**Exercise task:**
All records must be quoted exactly. Omit the pictures.

**Stored rows:**
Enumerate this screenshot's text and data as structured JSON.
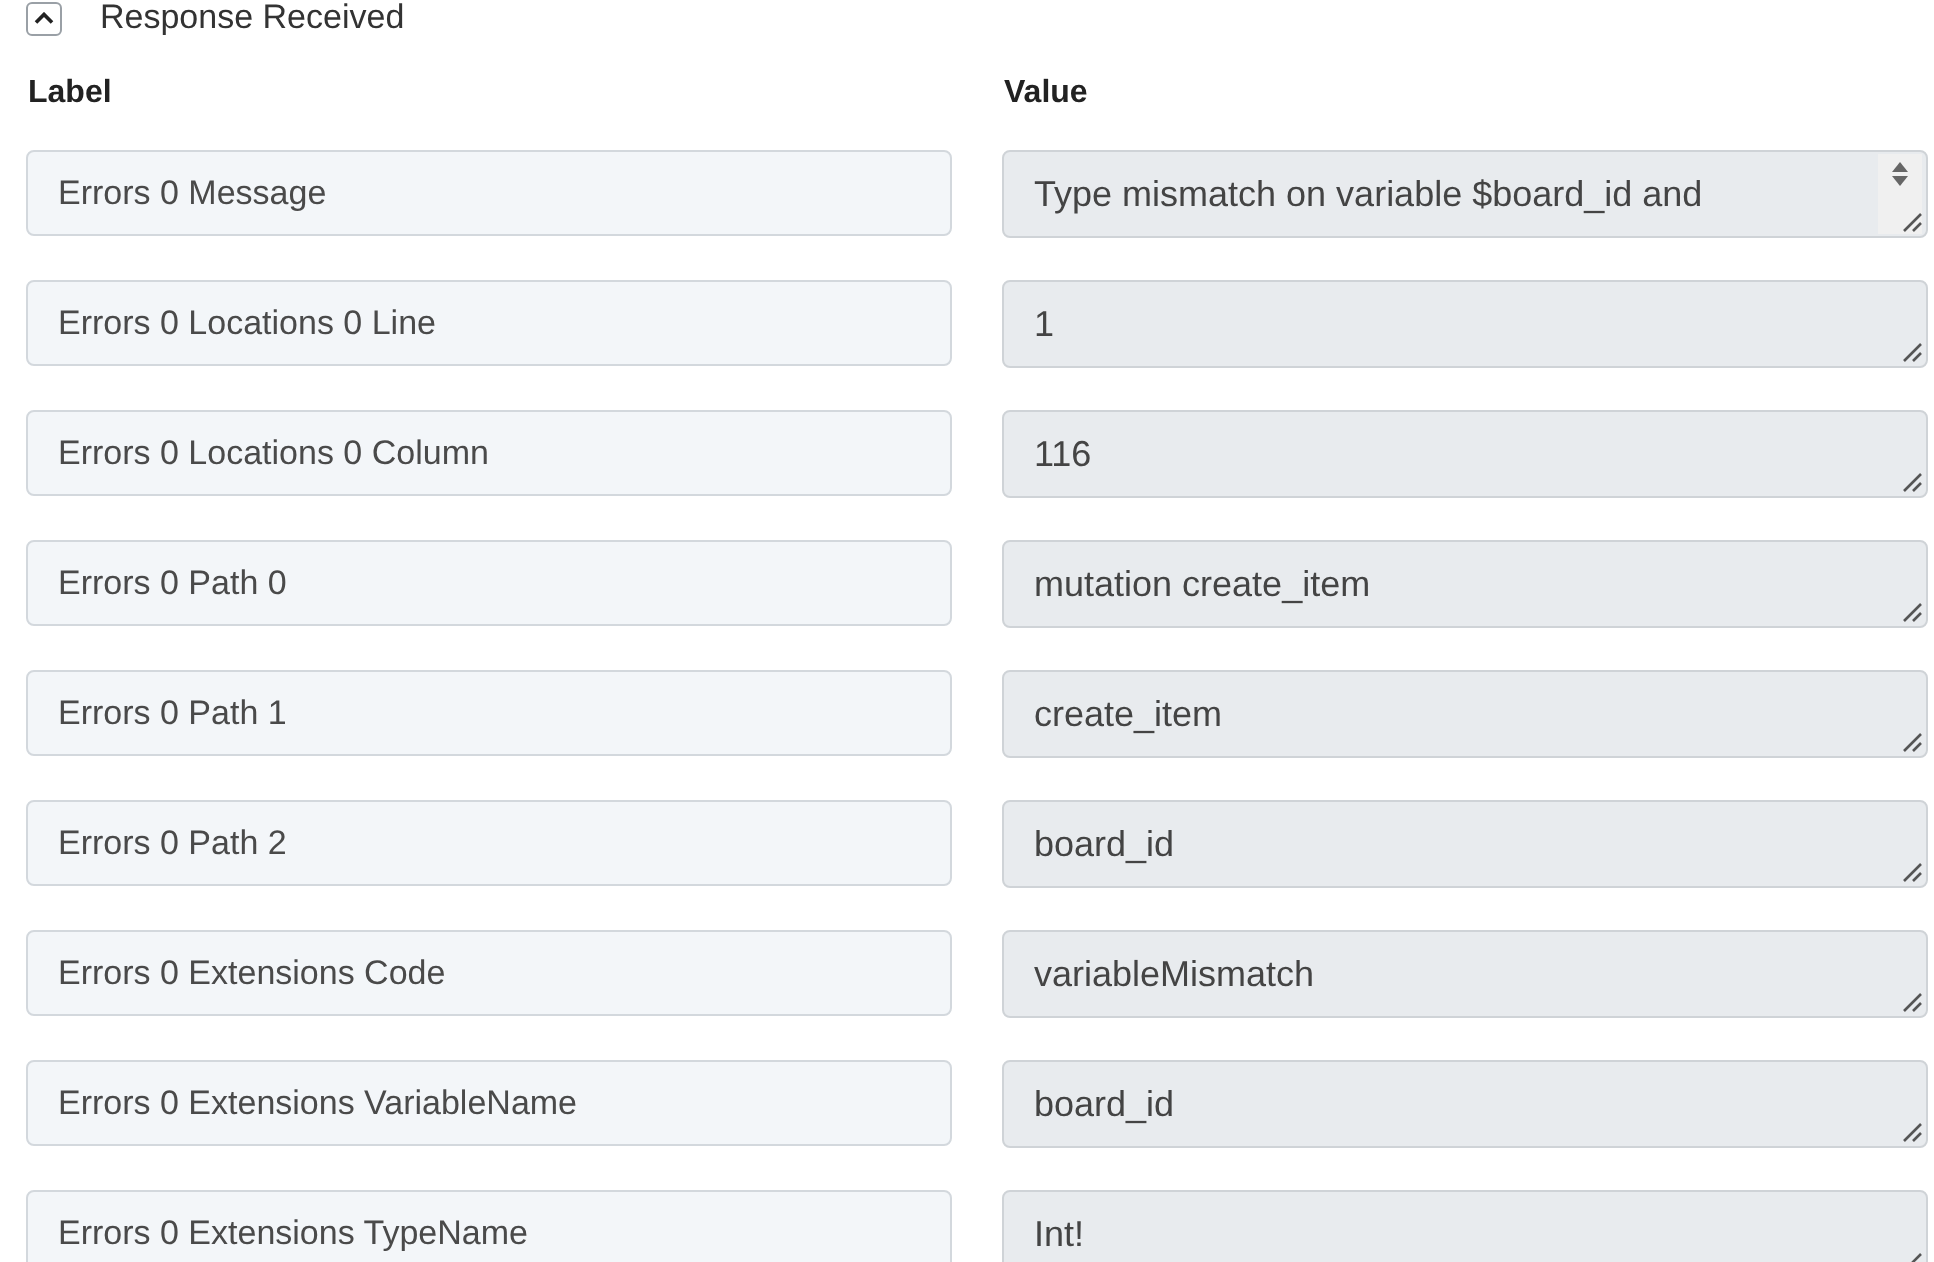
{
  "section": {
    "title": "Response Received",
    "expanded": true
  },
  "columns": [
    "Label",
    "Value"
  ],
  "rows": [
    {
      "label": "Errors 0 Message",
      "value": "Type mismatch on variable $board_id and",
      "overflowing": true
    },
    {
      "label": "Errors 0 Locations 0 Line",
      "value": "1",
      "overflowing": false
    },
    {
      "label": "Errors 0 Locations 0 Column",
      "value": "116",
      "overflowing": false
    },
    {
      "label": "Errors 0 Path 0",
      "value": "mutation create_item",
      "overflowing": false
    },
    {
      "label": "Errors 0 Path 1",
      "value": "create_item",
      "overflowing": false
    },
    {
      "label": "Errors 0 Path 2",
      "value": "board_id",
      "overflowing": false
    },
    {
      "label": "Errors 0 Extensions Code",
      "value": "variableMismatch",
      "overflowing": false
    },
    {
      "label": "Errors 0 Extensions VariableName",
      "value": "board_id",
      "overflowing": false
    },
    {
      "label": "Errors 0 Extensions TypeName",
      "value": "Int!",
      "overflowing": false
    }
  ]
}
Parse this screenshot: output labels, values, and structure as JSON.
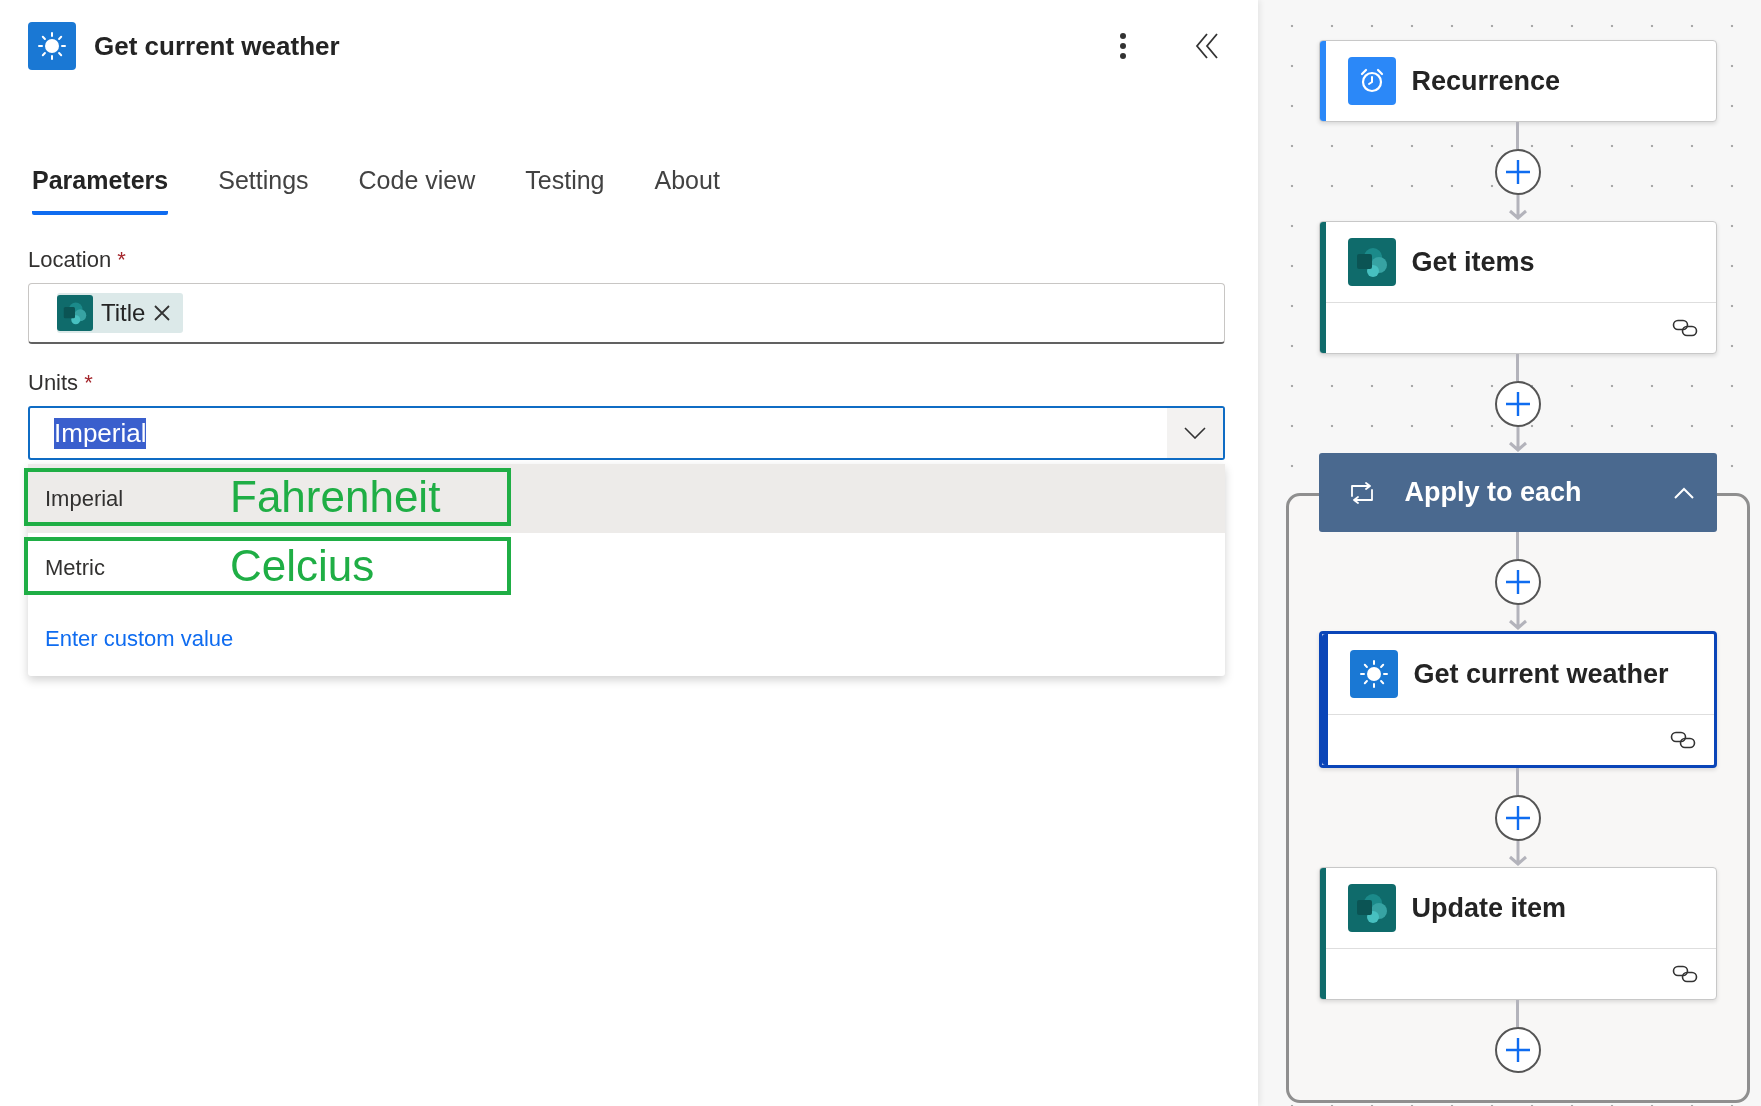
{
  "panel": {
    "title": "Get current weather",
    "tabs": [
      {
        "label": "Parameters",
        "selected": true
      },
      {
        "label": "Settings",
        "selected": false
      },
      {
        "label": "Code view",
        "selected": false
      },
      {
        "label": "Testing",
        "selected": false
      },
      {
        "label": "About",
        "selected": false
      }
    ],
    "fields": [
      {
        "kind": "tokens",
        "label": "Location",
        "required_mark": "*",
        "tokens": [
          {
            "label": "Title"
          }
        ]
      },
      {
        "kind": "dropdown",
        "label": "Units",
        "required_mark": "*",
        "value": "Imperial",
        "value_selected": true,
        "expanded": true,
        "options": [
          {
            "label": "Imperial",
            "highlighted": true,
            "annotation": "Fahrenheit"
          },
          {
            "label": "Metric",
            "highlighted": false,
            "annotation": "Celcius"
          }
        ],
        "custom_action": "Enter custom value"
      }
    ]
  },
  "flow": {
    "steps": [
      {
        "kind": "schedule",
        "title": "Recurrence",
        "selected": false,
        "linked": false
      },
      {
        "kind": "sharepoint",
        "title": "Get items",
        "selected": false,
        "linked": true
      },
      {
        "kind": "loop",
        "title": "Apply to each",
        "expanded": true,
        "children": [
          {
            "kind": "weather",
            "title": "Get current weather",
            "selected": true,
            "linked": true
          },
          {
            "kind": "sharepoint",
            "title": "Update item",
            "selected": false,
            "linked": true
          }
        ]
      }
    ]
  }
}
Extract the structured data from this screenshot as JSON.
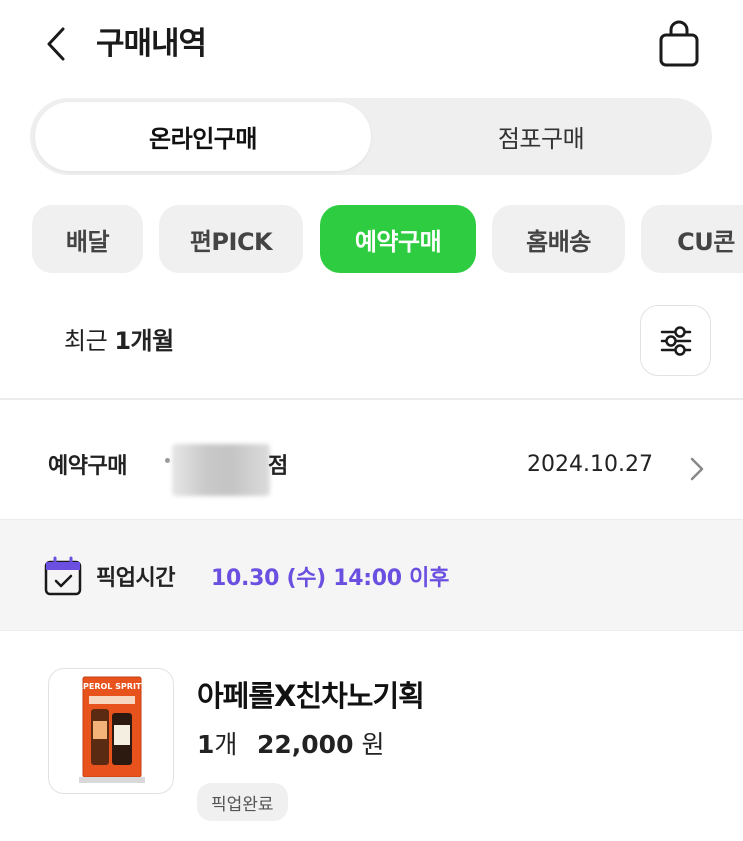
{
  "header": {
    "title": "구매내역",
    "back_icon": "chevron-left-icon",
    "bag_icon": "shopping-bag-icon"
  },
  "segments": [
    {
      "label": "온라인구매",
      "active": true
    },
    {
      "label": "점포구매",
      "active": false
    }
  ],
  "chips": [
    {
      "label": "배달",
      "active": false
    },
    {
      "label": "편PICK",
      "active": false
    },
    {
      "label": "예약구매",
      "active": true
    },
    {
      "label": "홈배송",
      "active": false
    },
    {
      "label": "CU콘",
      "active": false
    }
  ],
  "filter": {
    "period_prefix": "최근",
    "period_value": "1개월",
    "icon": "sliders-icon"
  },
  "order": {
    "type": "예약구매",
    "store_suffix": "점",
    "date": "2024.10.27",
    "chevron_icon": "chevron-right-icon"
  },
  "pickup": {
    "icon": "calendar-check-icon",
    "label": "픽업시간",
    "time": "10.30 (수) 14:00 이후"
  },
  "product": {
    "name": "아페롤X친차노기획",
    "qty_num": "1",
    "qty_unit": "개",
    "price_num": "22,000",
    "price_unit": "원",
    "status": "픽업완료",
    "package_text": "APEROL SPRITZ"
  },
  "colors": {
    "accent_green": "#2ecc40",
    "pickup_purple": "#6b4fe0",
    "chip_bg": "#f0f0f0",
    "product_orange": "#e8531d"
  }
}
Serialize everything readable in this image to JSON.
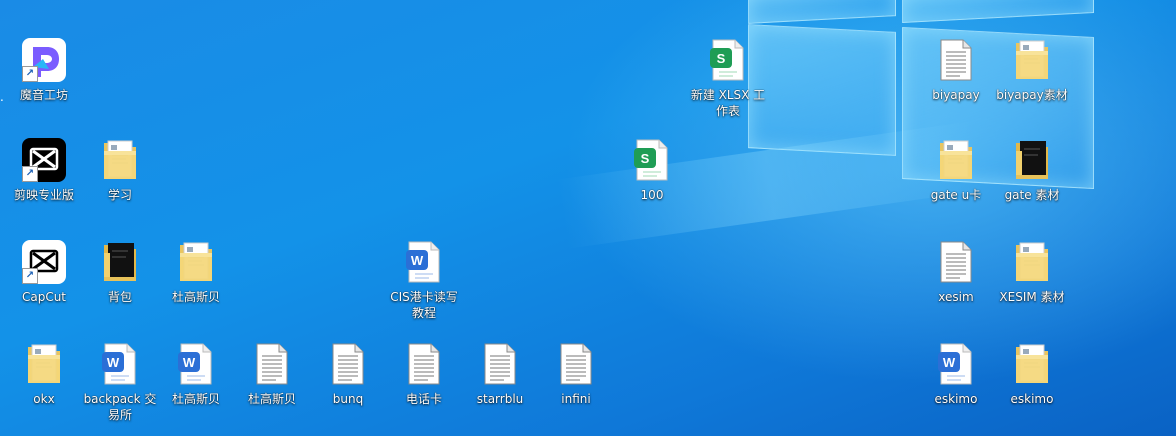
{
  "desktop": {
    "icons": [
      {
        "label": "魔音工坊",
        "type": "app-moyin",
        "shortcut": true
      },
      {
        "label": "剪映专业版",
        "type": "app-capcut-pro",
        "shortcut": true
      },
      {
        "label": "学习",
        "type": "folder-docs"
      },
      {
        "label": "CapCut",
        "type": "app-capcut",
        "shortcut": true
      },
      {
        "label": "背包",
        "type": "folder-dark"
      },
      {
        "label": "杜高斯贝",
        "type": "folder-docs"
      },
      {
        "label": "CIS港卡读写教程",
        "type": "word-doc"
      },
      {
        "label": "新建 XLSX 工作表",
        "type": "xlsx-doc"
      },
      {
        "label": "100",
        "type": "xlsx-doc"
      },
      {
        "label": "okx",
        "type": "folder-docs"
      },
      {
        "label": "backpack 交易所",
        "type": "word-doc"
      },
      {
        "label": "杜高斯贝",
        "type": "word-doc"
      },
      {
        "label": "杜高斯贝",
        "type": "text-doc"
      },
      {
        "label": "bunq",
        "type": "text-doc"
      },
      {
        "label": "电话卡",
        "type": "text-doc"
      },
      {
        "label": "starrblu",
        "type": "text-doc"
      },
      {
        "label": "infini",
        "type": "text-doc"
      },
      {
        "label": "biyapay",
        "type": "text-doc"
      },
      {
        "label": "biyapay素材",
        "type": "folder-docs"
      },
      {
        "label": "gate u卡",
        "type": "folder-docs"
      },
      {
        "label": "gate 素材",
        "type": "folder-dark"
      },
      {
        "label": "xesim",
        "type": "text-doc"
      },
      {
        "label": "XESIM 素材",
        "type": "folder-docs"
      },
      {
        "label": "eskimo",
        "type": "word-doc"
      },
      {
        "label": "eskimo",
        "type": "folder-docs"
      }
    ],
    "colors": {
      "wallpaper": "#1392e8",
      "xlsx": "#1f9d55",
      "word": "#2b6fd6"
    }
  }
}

**Written response:**
Enumerate this screenshot's text and data as structured JSON.
{
  "section": {
    "title": "Response Received",
    "expanded": true
  },
  "columns": [
    "Label",
    "Value"
  ],
  "rows": [
    {
      "label": "Errors 0 Message",
      "value": "Type mismatch on variable $board_id and",
      "overflowing": true
    },
    {
      "label": "Errors 0 Locations 0 Line",
      "value": "1",
      "overflowing": false
    },
    {
      "label": "Errors 0 Locations 0 Column",
      "value": "116",
      "overflowing": false
    },
    {
      "label": "Errors 0 Path 0",
      "value": "mutation create_item",
      "overflowing": false
    },
    {
      "label": "Errors 0 Path 1",
      "value": "create_item",
      "overflowing": false
    },
    {
      "label": "Errors 0 Path 2",
      "value": "board_id",
      "overflowing": false
    },
    {
      "label": "Errors 0 Extensions Code",
      "value": "variableMismatch",
      "overflowing": false
    },
    {
      "label": "Errors 0 Extensions VariableName",
      "value": "board_id",
      "overflowing": false
    },
    {
      "label": "Errors 0 Extensions TypeName",
      "value": "Int!",
      "overflowing": false
    }
  ]
}
Parse this screenshot: output labels, values, and structure as JSON.
{
  "panel": {
    "title": "Get current weather",
    "tabs": [
      {
        "label": "Parameters",
        "selected": true
      },
      {
        "label": "Settings",
        "selected": false
      },
      {
        "label": "Code view",
        "selected": false
      },
      {
        "label": "Testing",
        "selected": false
      },
      {
        "label": "About",
        "selected": false
      }
    ],
    "fields": [
      {
        "kind": "tokens",
        "label": "Location",
        "required_mark": "*",
        "tokens": [
          {
            "label": "Title"
          }
        ]
      },
      {
        "kind": "dropdown",
        "label": "Units",
        "required_mark": "*",
        "value": "Imperial",
        "value_selected": true,
        "expanded": true,
        "options": [
          {
            "label": "Imperial",
            "highlighted": true,
            "annotation": "Fahrenheit"
          },
          {
            "label": "Metric",
            "highlighted": false,
            "annotation": "Celcius"
          }
        ],
        "custom_action": "Enter custom value"
      }
    ]
  },
  "flow": {
    "steps": [
      {
        "kind": "schedule",
        "title": "Recurrence",
        "selected": false,
        "linked": false
      },
      {
        "kind": "sharepoint",
        "title": "Get items",
        "selected": false,
        "linked": true
      },
      {
        "kind": "loop",
        "title": "Apply to each",
        "expanded": true,
        "children": [
          {
            "kind": "weather",
            "title": "Get current weather",
            "selected": true,
            "linked": true
          },
          {
            "kind": "sharepoint",
            "title": "Update item",
            "selected": false,
            "linked": true
          }
        ]
      }
    ]
  }
}
Extract the structured data from this screenshot as JSON.
{
  "header": {
    "title": "구매내역",
    "back_icon": "chevron-left-icon",
    "bag_icon": "shopping-bag-icon"
  },
  "segments": [
    {
      "label": "온라인구매",
      "active": true
    },
    {
      "label": "점포구매",
      "active": false
    }
  ],
  "chips": [
    {
      "label": "배달",
      "active": false
    },
    {
      "label": "편PICK",
      "active": false
    },
    {
      "label": "예약구매",
      "active": true
    },
    {
      "label": "홈배송",
      "active": false
    },
    {
      "label": "CU콘",
      "active": false
    }
  ],
  "filter": {
    "period_prefix": "최근",
    "period_value": "1개월",
    "icon": "sliders-icon"
  },
  "order": {
    "type": "예약구매",
    "store_suffix": "점",
    "date": "2024.10.27",
    "chevron_icon": "chevron-right-icon"
  },
  "pickup": {
    "icon": "calendar-check-icon",
    "label": "픽업시간",
    "time": "10.30 (수) 14:00 이후"
  },
  "product": {
    "name": "아페롤X친차노기획",
    "qty_num": "1",
    "qty_unit": "개",
    "price_num": "22,000",
    "price_unit": "원",
    "status": "픽업완료",
    "package_text": "APEROL SPRITZ"
  },
  "colors": {
    "accent_green": "#2ecc40",
    "pickup_purple": "#6b4fe0",
    "chip_bg": "#f0f0f0",
    "product_orange": "#e8531d"
  }
}
Serialize everything readable in this image to JSON.
{
  "desktop": {
    "icons": [
      {
        "label": "魔音工坊",
        "type": "app-moyin",
        "shortcut": true
      },
      {
        "label": "剪映专业版",
        "type": "app-capcut-pro",
        "shortcut": true
      },
      {
        "label": "学习",
        "type": "folder-docs"
      },
      {
        "label": "CapCut",
        "type": "app-capcut",
        "shortcut": true
      },
      {
        "label": "背包",
        "type": "folder-dark"
      },
      {
        "label": "杜高斯贝",
        "type": "folder-docs"
      },
      {
        "label": "CIS港卡读写教程",
        "type": "word-doc"
      },
      {
        "label": "新建 XLSX 工作表",
        "type": "xlsx-doc"
      },
      {
        "label": "100",
        "type": "xlsx-doc"
      },
      {
        "label": "okx",
        "type": "folder-docs"
      },
      {
        "label": "backpack 交易所",
        "type": "word-doc"
      },
      {
        "label": "杜高斯贝",
        "type": "word-doc"
      },
      {
        "label": "杜高斯贝",
        "type": "text-doc"
      },
      {
        "label": "bunq",
        "type": "text-doc"
      },
      {
        "label": "电话卡",
        "type": "text-doc"
      },
      {
        "label": "starrblu",
        "type": "text-doc"
      },
      {
        "label": "infini",
        "type": "text-doc"
      },
      {
        "label": "biyapay",
        "type": "text-doc"
      },
      {
        "label": "biyapay素材",
        "type": "folder-docs"
      },
      {
        "label": "gate u卡",
        "type": "folder-docs"
      },
      {
        "label": "gate 素材",
        "type": "folder-dark"
      },
      {
        "label": "xesim",
        "type": "text-doc"
      },
      {
        "label": "XESIM 素材",
        "type": "folder-docs"
      },
      {
        "label": "eskimo",
        "type": "word-doc"
      },
      {
        "label": "eskimo",
        "type": "folder-docs"
      }
    ],
    "colors": {
      "wallpaper": "#1392e8",
      "xlsx": "#1f9d55",
      "word": "#2b6fd6"
    }
  }
}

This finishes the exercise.